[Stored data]
+ + + + +

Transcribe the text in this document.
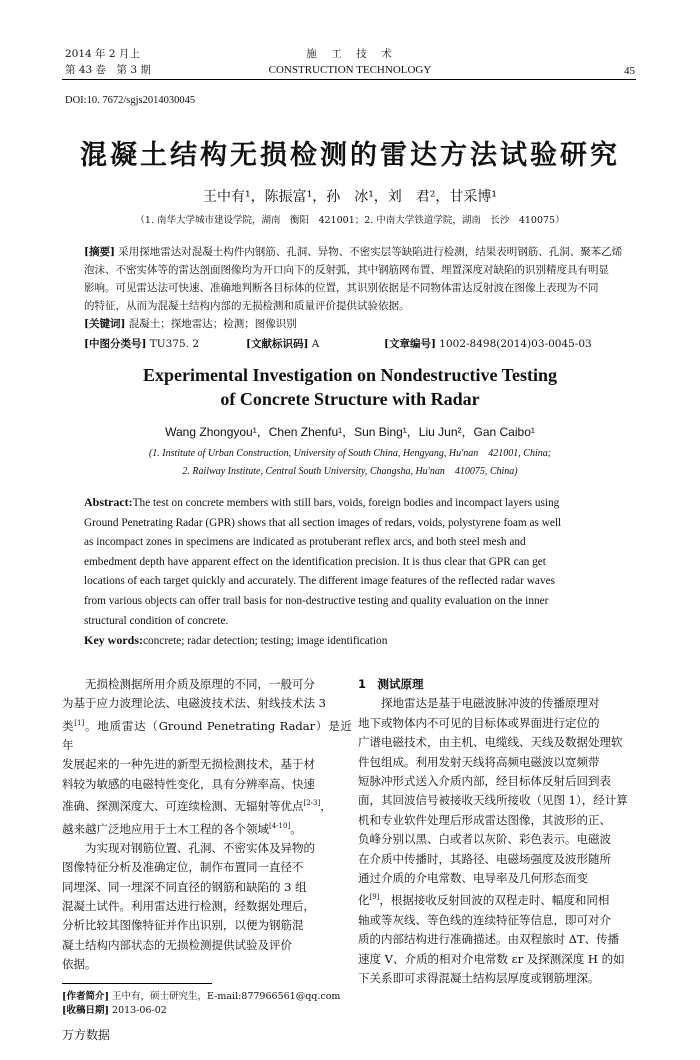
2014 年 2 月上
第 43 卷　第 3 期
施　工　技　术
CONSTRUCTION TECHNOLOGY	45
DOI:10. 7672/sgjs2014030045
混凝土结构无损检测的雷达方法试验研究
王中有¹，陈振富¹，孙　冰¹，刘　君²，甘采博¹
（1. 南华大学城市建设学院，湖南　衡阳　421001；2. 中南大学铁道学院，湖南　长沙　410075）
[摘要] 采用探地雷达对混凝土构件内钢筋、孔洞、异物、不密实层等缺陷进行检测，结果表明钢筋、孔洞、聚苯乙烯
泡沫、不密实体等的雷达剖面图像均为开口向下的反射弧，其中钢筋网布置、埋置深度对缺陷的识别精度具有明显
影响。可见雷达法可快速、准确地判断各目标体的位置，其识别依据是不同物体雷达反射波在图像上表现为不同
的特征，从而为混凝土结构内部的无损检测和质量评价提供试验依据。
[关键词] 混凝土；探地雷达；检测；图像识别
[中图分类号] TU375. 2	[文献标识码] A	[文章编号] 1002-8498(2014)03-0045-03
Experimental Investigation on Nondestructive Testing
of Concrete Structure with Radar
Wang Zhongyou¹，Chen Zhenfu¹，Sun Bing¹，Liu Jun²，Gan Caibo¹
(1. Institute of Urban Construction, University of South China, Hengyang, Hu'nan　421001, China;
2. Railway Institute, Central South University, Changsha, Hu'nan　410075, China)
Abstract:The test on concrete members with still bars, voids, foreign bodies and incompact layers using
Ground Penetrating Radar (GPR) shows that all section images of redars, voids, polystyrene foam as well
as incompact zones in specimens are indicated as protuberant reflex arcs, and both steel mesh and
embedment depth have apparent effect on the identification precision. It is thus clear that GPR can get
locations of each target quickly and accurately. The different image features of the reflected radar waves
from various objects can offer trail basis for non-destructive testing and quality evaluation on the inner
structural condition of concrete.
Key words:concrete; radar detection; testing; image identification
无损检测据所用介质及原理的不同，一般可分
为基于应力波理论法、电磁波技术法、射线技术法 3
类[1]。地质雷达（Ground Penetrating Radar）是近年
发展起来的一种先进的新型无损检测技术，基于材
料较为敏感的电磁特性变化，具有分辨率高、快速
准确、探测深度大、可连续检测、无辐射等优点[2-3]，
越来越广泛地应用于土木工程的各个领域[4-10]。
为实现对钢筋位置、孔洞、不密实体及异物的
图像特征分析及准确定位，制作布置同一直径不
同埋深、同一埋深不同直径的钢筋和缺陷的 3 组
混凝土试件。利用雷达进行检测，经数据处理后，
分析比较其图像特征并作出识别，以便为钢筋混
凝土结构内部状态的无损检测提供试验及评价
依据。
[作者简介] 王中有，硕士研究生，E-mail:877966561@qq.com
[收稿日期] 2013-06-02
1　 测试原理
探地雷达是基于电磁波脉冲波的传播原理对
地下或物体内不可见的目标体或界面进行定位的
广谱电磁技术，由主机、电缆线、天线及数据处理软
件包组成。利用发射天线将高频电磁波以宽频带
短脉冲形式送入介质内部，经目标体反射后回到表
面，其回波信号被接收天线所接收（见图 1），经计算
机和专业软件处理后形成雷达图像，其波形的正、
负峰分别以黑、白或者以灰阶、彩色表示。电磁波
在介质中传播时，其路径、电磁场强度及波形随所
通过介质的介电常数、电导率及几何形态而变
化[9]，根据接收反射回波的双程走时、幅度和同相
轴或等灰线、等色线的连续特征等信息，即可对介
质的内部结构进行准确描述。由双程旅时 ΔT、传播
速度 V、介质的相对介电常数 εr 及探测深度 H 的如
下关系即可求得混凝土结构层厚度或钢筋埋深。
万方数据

+ + + + +

Exercise:
Write out each line of the data exactly; the images should be left out.

Solution to the exercise:
Transcribe the text in this document.
2014 年 2 月上
第 43 卷　第 3 期
施　工　技　术
CONSTRUCTION TECHNOLOGY	45
DOI:10. 7672/sgjs2014030045
混凝土结构无损检测的雷达方法试验研究
王中有¹，陈振富¹，孙　冰¹，刘　君²，甘采博¹
（1. 南华大学城市建设学院，湖南　衡阳　421001；2. 中南大学铁道学院，湖南　长沙　410075）
[摘要] 采用探地雷达对混凝土构件内钢筋、孔洞、异物、不密实层等缺陷进行检测，结果表明钢筋、孔洞、聚苯乙烯
泡沫、不密实体等的雷达剖面图像均为开口向下的反射弧，其中钢筋网布置、埋置深度对缺陷的识别精度具有明显
影响。可见雷达法可快速、准确地判断各目标体的位置，其识别依据是不同物体雷达反射波在图像上表现为不同
的特征，从而为混凝土结构内部的无损检测和质量评价提供试验依据。
[关键词] 混凝土；探地雷达；检测；图像识别
[中图分类号] TU375. 2	[文献标识码] A	[文章编号] 1002-8498(2014)03-0045-03
Experimental Investigation on Nondestructive Testing
of Concrete Structure with Radar
Wang Zhongyou¹，Chen Zhenfu¹，Sun Bing¹，Liu Jun²，Gan Caibo¹
(1. Institute of Urban Construction, University of South China, Hengyang, Hu'nan　421001, China;
2. Railway Institute, Central South University, Changsha, Hu'nan　410075, China)
Abstract:The test on concrete members with still bars, voids, foreign bodies and incompact layers using
Ground Penetrating Radar (GPR) shows that all section images of redars, voids, polystyrene foam as well
as incompact zones in specimens are indicated as protuberant reflex arcs, and both steel mesh and
embedment depth have apparent effect on the identification precision. It is thus clear that GPR can get
locations of each target quickly and accurately. The different image features of the reflected radar waves
from various objects can offer trail basis for non-destructive testing and quality evaluation on the inner
structural condition of concrete.
Key words:concrete; radar detection; testing; image identification
无损检测据所用介质及原理的不同，一般可分
为基于应力波理论法、电磁波技术法、射线技术法 3
类[1]。地质雷达（Ground Penetrating Radar）是近年
发展起来的一种先进的新型无损检测技术，基于材
料较为敏感的电磁特性变化，具有分辨率高、快速
准确、探测深度大、可连续检测、无辐射等优点[2-3]，
越来越广泛地应用于土木工程的各个领域[4-10]。
为实现对钢筋位置、孔洞、不密实体及异物的
图像特征分析及准确定位，制作布置同一直径不
同埋深、同一埋深不同直径的钢筋和缺陷的 3 组
混凝土试件。利用雷达进行检测，经数据处理后，
分析比较其图像特征并作出识别，以便为钢筋混
凝土结构内部状态的无损检测提供试验及评价
依据。
[作者简介] 王中有，硕士研究生，E-mail:877966561@qq.com
[收稿日期] 2013-06-02
1　 测试原理
探地雷达是基于电磁波脉冲波的传播原理对
地下或物体内不可见的目标体或界面进行定位的
广谱电磁技术，由主机、电缆线、天线及数据处理软
件包组成。利用发射天线将高频电磁波以宽频带
短脉冲形式送入介质内部，经目标体反射后回到表
面，其回波信号被接收天线所接收（见图 1），经计算
机和专业软件处理后形成雷达图像，其波形的正、
负峰分别以黑、白或者以灰阶、彩色表示。电磁波
在介质中传播时，其路径、电磁场强度及波形随所
通过介质的介电常数、电导率及几何形态而变
化[9]，根据接收反射回波的双程走时、幅度和同相
轴或等灰线、等色线的连续特征等信息，即可对介
质的内部结构进行准确描述。由双程旅时 ΔT、传播
速度 V、介质的相对介电常数 εr 及探测深度 H 的如
下关系即可求得混凝土结构层厚度或钢筋埋深。
万方数据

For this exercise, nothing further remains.